Short exercise -
Leave the pictures out, and retype all of the material exactly as written.

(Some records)
____________

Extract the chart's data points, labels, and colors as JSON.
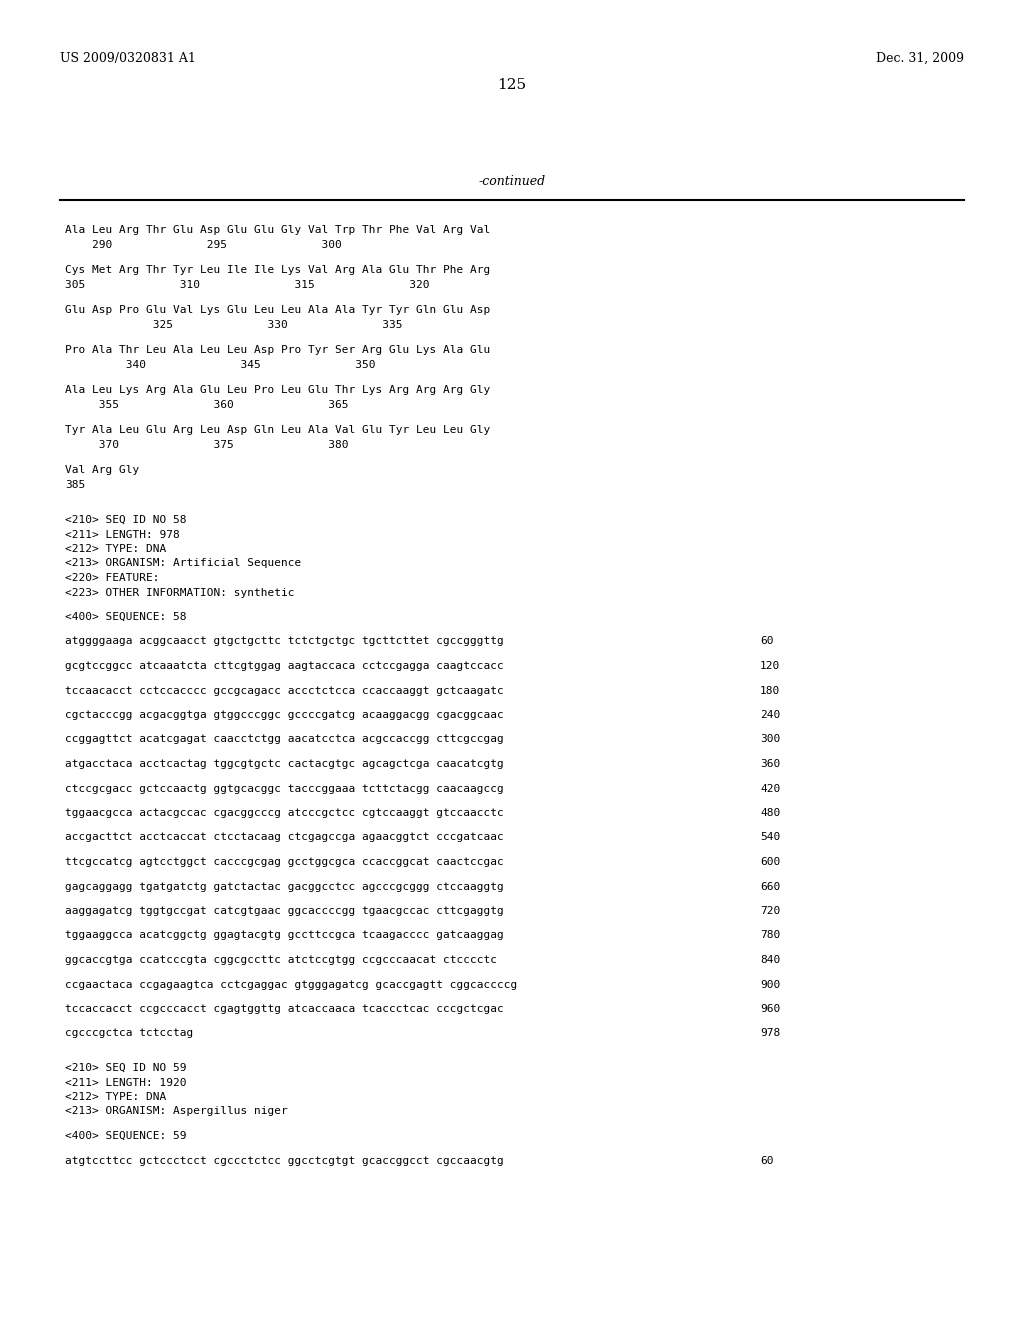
{
  "bg_color": "#ffffff",
  "header_left": "US 2009/0320831 A1",
  "header_right": "Dec. 31, 2009",
  "page_number": "125",
  "continued_label": "-continued",
  "content": [
    {
      "type": "aa_seq",
      "line1": "Ala Leu Arg Thr Glu Asp Glu Glu Gly Val Trp Thr Phe Val Arg Val",
      "line2": "    290              295              300"
    },
    {
      "type": "aa_seq",
      "line1": "Cys Met Arg Thr Tyr Leu Ile Ile Lys Val Arg Ala Glu Thr Phe Arg",
      "line2": "305              310              315              320"
    },
    {
      "type": "aa_seq",
      "line1": "Glu Asp Pro Glu Val Lys Glu Leu Leu Ala Ala Tyr Tyr Gln Glu Asp",
      "line2": "             325              330              335"
    },
    {
      "type": "aa_seq",
      "line1": "Pro Ala Thr Leu Ala Leu Leu Asp Pro Tyr Ser Arg Glu Lys Ala Glu",
      "line2": "         340              345              350"
    },
    {
      "type": "aa_seq",
      "line1": "Ala Leu Lys Arg Ala Glu Leu Pro Leu Glu Thr Lys Arg Arg Arg Gly",
      "line2": "     355              360              365"
    },
    {
      "type": "aa_seq",
      "line1": "Tyr Ala Leu Glu Arg Leu Asp Gln Leu Ala Val Glu Tyr Leu Leu Gly",
      "line2": "     370              375              380"
    },
    {
      "type": "aa_seq",
      "line1": "Val Arg Gly",
      "line2": "385"
    },
    {
      "type": "blank"
    },
    {
      "type": "meta",
      "text": "<210> SEQ ID NO 58"
    },
    {
      "type": "meta",
      "text": "<211> LENGTH: 978"
    },
    {
      "type": "meta",
      "text": "<212> TYPE: DNA"
    },
    {
      "type": "meta",
      "text": "<213> ORGANISM: Artificial Sequence"
    },
    {
      "type": "meta",
      "text": "<220> FEATURE:"
    },
    {
      "type": "meta",
      "text": "<223> OTHER INFORMATION: synthetic"
    },
    {
      "type": "blank"
    },
    {
      "type": "meta",
      "text": "<400> SEQUENCE: 58"
    },
    {
      "type": "blank"
    },
    {
      "type": "dna_seq",
      "line": "atggggaaga acggcaacct gtgctgcttc tctctgctgc tgcttcttet cgccgggttg",
      "num": "60"
    },
    {
      "type": "blank"
    },
    {
      "type": "dna_seq",
      "line": "gcgtccggcc atcaaatcta cttcgtggag aagtaccaca cctccgagga caagtccacc",
      "num": "120"
    },
    {
      "type": "blank"
    },
    {
      "type": "dna_seq",
      "line": "tccaacacct cctccacccc gccgcagacc accctctcca ccaccaaggt gctcaagatc",
      "num": "180"
    },
    {
      "type": "blank"
    },
    {
      "type": "dna_seq",
      "line": "cgctacccgg acgacggtga gtggcccggc gccccgatcg acaaggacgg cgacggcaac",
      "num": "240"
    },
    {
      "type": "blank"
    },
    {
      "type": "dna_seq",
      "line": "ccggagttct acatcgagat caacctctgg aacatcctca acgccaccgg cttcgccgag",
      "num": "300"
    },
    {
      "type": "blank"
    },
    {
      "type": "dna_seq",
      "line": "atgacctaca acctcactag tggcgtgctc cactacgtgc agcagctcga caacatcgtg",
      "num": "360"
    },
    {
      "type": "blank"
    },
    {
      "type": "dna_seq",
      "line": "ctccgcgacc gctccaactg ggtgcacggc tacccggaaa tcttctacgg caacaagccg",
      "num": "420"
    },
    {
      "type": "blank"
    },
    {
      "type": "dna_seq",
      "line": "tggaacgcca actacgccac cgacggcccg atcccgctcc cgtccaaggt gtccaacctc",
      "num": "480"
    },
    {
      "type": "blank"
    },
    {
      "type": "dna_seq",
      "line": "accgacttct acctcaccat ctcctacaag ctcgagccga agaacggtct cccgatcaac",
      "num": "540"
    },
    {
      "type": "blank"
    },
    {
      "type": "dna_seq",
      "line": "ttcgccatcg agtcctggct cacccgcgag gcctggcgca ccaccggcat caactccgac",
      "num": "600"
    },
    {
      "type": "blank"
    },
    {
      "type": "dna_seq",
      "line": "gagcaggagg tgatgatctg gatctactac gacggcctcc agcccgcggg ctccaaggtg",
      "num": "660"
    },
    {
      "type": "blank"
    },
    {
      "type": "dna_seq",
      "line": "aaggagatcg tggtgccgat catcgtgaac ggcaccccgg tgaacgccac cttcgaggtg",
      "num": "720"
    },
    {
      "type": "blank"
    },
    {
      "type": "dna_seq",
      "line": "tggaaggcca acatcggctg ggagtacgtg gccttccgca tcaagacccc gatcaaggag",
      "num": "780"
    },
    {
      "type": "blank"
    },
    {
      "type": "dna_seq",
      "line": "ggcaccgtga ccatcccgta cggcgccttc atctccgtgg ccgcccaacat ctcccctc",
      "num": "840"
    },
    {
      "type": "blank"
    },
    {
      "type": "dna_seq",
      "line": "ccgaactaca ccgagaagtca cctcgaggac gtgggagatcg gcaccgagtt cggcaccccg",
      "num": "900"
    },
    {
      "type": "blank"
    },
    {
      "type": "dna_seq",
      "line": "tccaccacct ccgcccacct cgagtggttg atcaccaaca tcaccctcac cccgctcgac",
      "num": "960"
    },
    {
      "type": "blank"
    },
    {
      "type": "dna_seq",
      "line": "cgcccgctca tctcctag",
      "num": "978"
    },
    {
      "type": "blank"
    },
    {
      "type": "blank"
    },
    {
      "type": "meta",
      "text": "<210> SEQ ID NO 59"
    },
    {
      "type": "meta",
      "text": "<211> LENGTH: 1920"
    },
    {
      "type": "meta",
      "text": "<212> TYPE: DNA"
    },
    {
      "type": "meta",
      "text": "<213> ORGANISM: Aspergillus niger"
    },
    {
      "type": "blank"
    },
    {
      "type": "meta",
      "text": "<400> SEQUENCE: 59"
    },
    {
      "type": "blank"
    },
    {
      "type": "dna_seq",
      "line": "atgtccttcc gctccctcct cgccctctcc ggcctcgtgt gcaccggcct cgccaacgtg",
      "num": "60"
    }
  ]
}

____________

Exercise solution -
Extract the chart's data points, labels, and colors as JSON.
{
  "bg_color": "#ffffff",
  "header_left": "US 2009/0320831 A1",
  "header_right": "Dec. 31, 2009",
  "page_number": "125",
  "continued_label": "-continued",
  "content": [
    {
      "type": "aa_seq",
      "line1": "Ala Leu Arg Thr Glu Asp Glu Glu Gly Val Trp Thr Phe Val Arg Val",
      "line2": "    290              295              300"
    },
    {
      "type": "aa_seq",
      "line1": "Cys Met Arg Thr Tyr Leu Ile Ile Lys Val Arg Ala Glu Thr Phe Arg",
      "line2": "305              310              315              320"
    },
    {
      "type": "aa_seq",
      "line1": "Glu Asp Pro Glu Val Lys Glu Leu Leu Ala Ala Tyr Tyr Gln Glu Asp",
      "line2": "             325              330              335"
    },
    {
      "type": "aa_seq",
      "line1": "Pro Ala Thr Leu Ala Leu Leu Asp Pro Tyr Ser Arg Glu Lys Ala Glu",
      "line2": "         340              345              350"
    },
    {
      "type": "aa_seq",
      "line1": "Ala Leu Lys Arg Ala Glu Leu Pro Leu Glu Thr Lys Arg Arg Arg Gly",
      "line2": "     355              360              365"
    },
    {
      "type": "aa_seq",
      "line1": "Tyr Ala Leu Glu Arg Leu Asp Gln Leu Ala Val Glu Tyr Leu Leu Gly",
      "line2": "     370              375              380"
    },
    {
      "type": "aa_seq",
      "line1": "Val Arg Gly",
      "line2": "385"
    },
    {
      "type": "blank"
    },
    {
      "type": "meta",
      "text": "<210> SEQ ID NO 58"
    },
    {
      "type": "meta",
      "text": "<211> LENGTH: 978"
    },
    {
      "type": "meta",
      "text": "<212> TYPE: DNA"
    },
    {
      "type": "meta",
      "text": "<213> ORGANISM: Artificial Sequence"
    },
    {
      "type": "meta",
      "text": "<220> FEATURE:"
    },
    {
      "type": "meta",
      "text": "<223> OTHER INFORMATION: synthetic"
    },
    {
      "type": "blank"
    },
    {
      "type": "meta",
      "text": "<400> SEQUENCE: 58"
    },
    {
      "type": "blank"
    },
    {
      "type": "dna_seq",
      "line": "atggggaaga acggcaacct gtgctgcttc tctctgctgc tgcttcttet cgccgggttg",
      "num": "60"
    },
    {
      "type": "blank"
    },
    {
      "type": "dna_seq",
      "line": "gcgtccggcc atcaaatcta cttcgtggag aagtaccaca cctccgagga caagtccacc",
      "num": "120"
    },
    {
      "type": "blank"
    },
    {
      "type": "dna_seq",
      "line": "tccaacacct cctccacccc gccgcagacc accctctcca ccaccaaggt gctcaagatc",
      "num": "180"
    },
    {
      "type": "blank"
    },
    {
      "type": "dna_seq",
      "line": "cgctacccgg acgacggtga gtggcccggc gccccgatcg acaaggacgg cgacggcaac",
      "num": "240"
    },
    {
      "type": "blank"
    },
    {
      "type": "dna_seq",
      "line": "ccggagttct acatcgagat caacctctgg aacatcctca acgccaccgg cttcgccgag",
      "num": "300"
    },
    {
      "type": "blank"
    },
    {
      "type": "dna_seq",
      "line": "atgacctaca acctcactag tggcgtgctc cactacgtgc agcagctcga caacatcgtg",
      "num": "360"
    },
    {
      "type": "blank"
    },
    {
      "type": "dna_seq",
      "line": "ctccgcgacc gctccaactg ggtgcacggc tacccggaaa tcttctacgg caacaagccg",
      "num": "420"
    },
    {
      "type": "blank"
    },
    {
      "type": "dna_seq",
      "line": "tggaacgcca actacgccac cgacggcccg atcccgctcc cgtccaaggt gtccaacctc",
      "num": "480"
    },
    {
      "type": "blank"
    },
    {
      "type": "dna_seq",
      "line": "accgacttct acctcaccat ctcctacaag ctcgagccga agaacggtct cccgatcaac",
      "num": "540"
    },
    {
      "type": "blank"
    },
    {
      "type": "dna_seq",
      "line": "ttcgccatcg agtcctggct cacccgcgag gcctggcgca ccaccggcat caactccgac",
      "num": "600"
    },
    {
      "type": "blank"
    },
    {
      "type": "dna_seq",
      "line": "gagcaggagg tgatgatctg gatctactac gacggcctcc agcccgcggg ctccaaggtg",
      "num": "660"
    },
    {
      "type": "blank"
    },
    {
      "type": "dna_seq",
      "line": "aaggagatcg tggtgccgat catcgtgaac ggcaccccgg tgaacgccac cttcgaggtg",
      "num": "720"
    },
    {
      "type": "blank"
    },
    {
      "type": "dna_seq",
      "line": "tggaaggcca acatcggctg ggagtacgtg gccttccgca tcaagacccc gatcaaggag",
      "num": "780"
    },
    {
      "type": "blank"
    },
    {
      "type": "dna_seq",
      "line": "ggcaccgtga ccatcccgta cggcgccttc atctccgtgg ccgcccaacat ctcccctc",
      "num": "840"
    },
    {
      "type": "blank"
    },
    {
      "type": "dna_seq",
      "line": "ccgaactaca ccgagaagtca cctcgaggac gtgggagatcg gcaccgagtt cggcaccccg",
      "num": "900"
    },
    {
      "type": "blank"
    },
    {
      "type": "dna_seq",
      "line": "tccaccacct ccgcccacct cgagtggttg atcaccaaca tcaccctcac cccgctcgac",
      "num": "960"
    },
    {
      "type": "blank"
    },
    {
      "type": "dna_seq",
      "line": "cgcccgctca tctcctag",
      "num": "978"
    },
    {
      "type": "blank"
    },
    {
      "type": "blank"
    },
    {
      "type": "meta",
      "text": "<210> SEQ ID NO 59"
    },
    {
      "type": "meta",
      "text": "<211> LENGTH: 1920"
    },
    {
      "type": "meta",
      "text": "<212> TYPE: DNA"
    },
    {
      "type": "meta",
      "text": "<213> ORGANISM: Aspergillus niger"
    },
    {
      "type": "blank"
    },
    {
      "type": "meta",
      "text": "<400> SEQUENCE: 59"
    },
    {
      "type": "blank"
    },
    {
      "type": "dna_seq",
      "line": "atgtccttcc gctccctcct cgccctctcc ggcctcgtgt gcaccggcct cgccaacgtg",
      "num": "60"
    }
  ]
}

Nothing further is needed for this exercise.